* **WORK TO COMPLETE**: Return the records exactly as they are.

* **DATA ROWS**:
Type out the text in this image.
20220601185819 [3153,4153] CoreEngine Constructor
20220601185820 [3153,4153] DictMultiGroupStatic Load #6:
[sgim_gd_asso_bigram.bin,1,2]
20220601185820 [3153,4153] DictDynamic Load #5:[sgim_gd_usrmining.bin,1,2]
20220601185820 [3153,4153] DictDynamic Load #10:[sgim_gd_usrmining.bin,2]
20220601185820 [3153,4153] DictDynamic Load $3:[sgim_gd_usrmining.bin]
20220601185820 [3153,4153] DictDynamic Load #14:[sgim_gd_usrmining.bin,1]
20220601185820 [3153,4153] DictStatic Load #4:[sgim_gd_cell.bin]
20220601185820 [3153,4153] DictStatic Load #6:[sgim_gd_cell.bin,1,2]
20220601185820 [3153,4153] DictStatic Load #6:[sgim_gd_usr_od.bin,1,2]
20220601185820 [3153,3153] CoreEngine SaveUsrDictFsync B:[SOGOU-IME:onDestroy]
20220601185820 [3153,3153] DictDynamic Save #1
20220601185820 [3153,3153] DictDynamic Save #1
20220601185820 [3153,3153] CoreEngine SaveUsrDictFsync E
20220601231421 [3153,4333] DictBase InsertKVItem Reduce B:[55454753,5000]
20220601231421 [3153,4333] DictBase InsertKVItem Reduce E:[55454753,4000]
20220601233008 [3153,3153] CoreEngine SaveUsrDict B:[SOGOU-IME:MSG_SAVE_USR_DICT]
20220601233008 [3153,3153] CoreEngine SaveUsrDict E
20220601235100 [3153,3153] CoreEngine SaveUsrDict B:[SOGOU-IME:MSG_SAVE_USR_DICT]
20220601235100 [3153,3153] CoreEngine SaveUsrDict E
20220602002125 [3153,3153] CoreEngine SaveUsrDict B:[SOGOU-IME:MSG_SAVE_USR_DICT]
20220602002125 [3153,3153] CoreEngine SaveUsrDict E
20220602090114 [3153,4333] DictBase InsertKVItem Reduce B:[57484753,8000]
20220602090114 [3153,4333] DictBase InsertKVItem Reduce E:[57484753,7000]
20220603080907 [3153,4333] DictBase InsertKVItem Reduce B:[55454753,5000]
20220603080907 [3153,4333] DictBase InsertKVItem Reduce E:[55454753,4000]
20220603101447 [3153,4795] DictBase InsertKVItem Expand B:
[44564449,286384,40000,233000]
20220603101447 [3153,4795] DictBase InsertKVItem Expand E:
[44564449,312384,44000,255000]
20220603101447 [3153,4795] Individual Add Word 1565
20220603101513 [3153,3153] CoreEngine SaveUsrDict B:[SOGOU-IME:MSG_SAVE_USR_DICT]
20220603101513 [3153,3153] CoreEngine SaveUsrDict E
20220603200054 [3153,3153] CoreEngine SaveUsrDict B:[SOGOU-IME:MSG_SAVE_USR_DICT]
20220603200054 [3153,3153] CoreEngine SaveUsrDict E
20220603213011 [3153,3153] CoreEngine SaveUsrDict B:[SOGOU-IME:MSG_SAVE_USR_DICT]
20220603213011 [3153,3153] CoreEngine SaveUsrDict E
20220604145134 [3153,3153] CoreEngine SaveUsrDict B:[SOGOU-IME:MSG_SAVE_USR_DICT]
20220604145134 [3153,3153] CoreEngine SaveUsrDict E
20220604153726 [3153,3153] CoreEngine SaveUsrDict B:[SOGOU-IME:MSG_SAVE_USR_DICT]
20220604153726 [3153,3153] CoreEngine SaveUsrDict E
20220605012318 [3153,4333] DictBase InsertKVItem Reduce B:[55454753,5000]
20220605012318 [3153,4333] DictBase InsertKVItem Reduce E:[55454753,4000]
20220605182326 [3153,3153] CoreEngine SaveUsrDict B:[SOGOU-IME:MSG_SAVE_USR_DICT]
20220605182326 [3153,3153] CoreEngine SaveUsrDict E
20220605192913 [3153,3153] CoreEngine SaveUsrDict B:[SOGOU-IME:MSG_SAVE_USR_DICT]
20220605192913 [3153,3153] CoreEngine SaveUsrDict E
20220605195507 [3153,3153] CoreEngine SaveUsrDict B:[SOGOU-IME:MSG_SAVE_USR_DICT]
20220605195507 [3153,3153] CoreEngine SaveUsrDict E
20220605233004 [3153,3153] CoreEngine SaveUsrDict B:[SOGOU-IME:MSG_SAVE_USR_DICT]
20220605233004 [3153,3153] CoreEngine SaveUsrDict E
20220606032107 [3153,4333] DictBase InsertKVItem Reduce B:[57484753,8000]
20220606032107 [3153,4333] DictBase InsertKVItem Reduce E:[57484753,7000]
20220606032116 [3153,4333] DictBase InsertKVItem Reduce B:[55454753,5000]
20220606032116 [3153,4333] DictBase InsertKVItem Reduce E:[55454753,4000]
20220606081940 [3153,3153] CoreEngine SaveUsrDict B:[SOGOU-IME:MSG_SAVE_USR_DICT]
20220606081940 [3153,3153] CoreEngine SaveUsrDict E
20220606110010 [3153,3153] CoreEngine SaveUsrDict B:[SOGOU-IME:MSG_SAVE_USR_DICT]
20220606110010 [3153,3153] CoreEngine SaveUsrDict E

* **OUTPUT OF THE EXERCISE**:
Type out the text in this image.
20220601185819 [3153,4153] CoreEngine Constructor
20220601185820 [3153,4153] DictMultiGroupStatic Load #6:
[sgim_gd_asso_bigram.bin,1,2]
20220601185820 [3153,4153] DictDynamic Load #5:[sgim_gd_usrmining.bin,1,2]
20220601185820 [3153,4153] DictDynamic Load #10:[sgim_gd_usrmining.bin,2]
20220601185820 [3153,4153] DictDynamic Load $3:[sgim_gd_usrmining.bin]
20220601185820 [3153,4153] DictDynamic Load #14:[sgim_gd_usrmining.bin,1]
20220601185820 [3153,4153] DictStatic Load #4:[sgim_gd_cell.bin]
20220601185820 [3153,4153] DictStatic Load #6:[sgim_gd_cell.bin,1,2]
20220601185820 [3153,4153] DictStatic Load #6:[sgim_gd_usr_od.bin,1,2]
20220601185820 [3153,3153] CoreEngine SaveUsrDictFsync B:[SOGOU-IME:onDestroy]
20220601185820 [3153,3153] DictDynamic Save #1
20220601185820 [3153,3153] DictDynamic Save #1
20220601185820 [3153,3153] CoreEngine SaveUsrDictFsync E
20220601231421 [3153,4333] DictBase InsertKVItem Reduce B:[55454753,5000]
20220601231421 [3153,4333] DictBase InsertKVItem Reduce E:[55454753,4000]
20220601233008 [3153,3153] CoreEngine SaveUsrDict B:[SOGOU-IME:MSG_SAVE_USR_DICT]
20220601233008 [3153,3153] CoreEngine SaveUsrDict E
20220601235100 [3153,3153] CoreEngine SaveUsrDict B:[SOGOU-IME:MSG_SAVE_USR_DICT]
20220601235100 [3153,3153] CoreEngine SaveUsrDict E
20220602002125 [3153,3153] CoreEngine SaveUsrDict B:[SOGOU-IME:MSG_SAVE_USR_DICT]
20220602002125 [3153,3153] CoreEngine SaveUsrDict E
20220602090114 [3153,4333] DictBase InsertKVItem Reduce B:[57484753,8000]
20220602090114 [3153,4333] DictBase InsertKVItem Reduce E:[57484753,7000]
20220603080907 [3153,4333] DictBase InsertKVItem Reduce B:[55454753,5000]
20220603080907 [3153,4333] DictBase InsertKVItem Reduce E:[55454753,4000]
20220603101447 [3153,4795] DictBase InsertKVItem Expand B:
[44564449,286384,40000,233000]
20220603101447 [3153,4795] DictBase InsertKVItem Expand E:
[44564449,312384,44000,255000]
20220603101447 [3153,4795] Individual Add Word 1565
20220603101513 [3153,3153] CoreEngine SaveUsrDict B:[SOGOU-IME:MSG_SAVE_USR_DICT]
20220603101513 [3153,3153] CoreEngine SaveUsrDict E
20220603200054 [3153,3153] CoreEngine SaveUsrDict B:[SOGOU-IME:MSG_SAVE_USR_DICT]
20220603200054 [3153,3153] CoreEngine SaveUsrDict E
20220603213011 [3153,3153] CoreEngine SaveUsrDict B:[SOGOU-IME:MSG_SAVE_USR_DICT]
20220603213011 [3153,3153] CoreEngine SaveUsrDict E
20220604145134 [3153,3153] CoreEngine SaveUsrDict B:[SOGOU-IME:MSG_SAVE_USR_DICT]
20220604145134 [3153,3153] CoreEngine SaveUsrDict E
20220604153726 [3153,3153] CoreEngine SaveUsrDict B:[SOGOU-IME:MSG_SAVE_USR_DICT]
20220604153726 [3153,3153] CoreEngine SaveUsrDict E
20220605012318 [3153,4333] DictBase InsertKVItem Reduce B:[55454753,5000]
20220605012318 [3153,4333] DictBase InsertKVItem Reduce E:[55454753,4000]
20220605182326 [3153,3153] CoreEngine SaveUsrDict B:[SOGOU-IME:MSG_SAVE_USR_DICT]
20220605182326 [3153,3153] CoreEngine SaveUsrDict E
20220605192913 [3153,3153] CoreEngine SaveUsrDict B:[SOGOU-IME:MSG_SAVE_USR_DICT]
20220605192913 [3153,3153] CoreEngine SaveUsrDict E
20220605195507 [3153,3153] CoreEngine SaveUsrDict B:[SOGOU-IME:MSG_SAVE_USR_DICT]
20220605195507 [3153,3153] CoreEngine SaveUsrDict E
20220605233004 [3153,3153] CoreEngine SaveUsrDict B:[SOGOU-IME:MSG_SAVE_USR_DICT]
20220605233004 [3153,3153] CoreEngine SaveUsrDict E
20220606032107 [3153,4333] DictBase InsertKVItem Reduce B:[57484753,8000]
20220606032107 [3153,4333] DictBase InsertKVItem Reduce E:[57484753,7000]
20220606032116 [3153,4333] DictBase InsertKVItem Reduce B:[55454753,5000]
20220606032116 [3153,4333] DictBase InsertKVItem Reduce E:[55454753,4000]
20220606081940 [3153,3153] CoreEngine SaveUsrDict B:[SOGOU-IME:MSG_SAVE_USR_DICT]
20220606081940 [3153,3153] CoreEngine SaveUsrDict E
20220606110010 [3153,3153] CoreEngine SaveUsrDict B:[SOGOU-IME:MSG_SAVE_USR_DICT]
20220606110010 [3153,3153] CoreEngine SaveUsrDict E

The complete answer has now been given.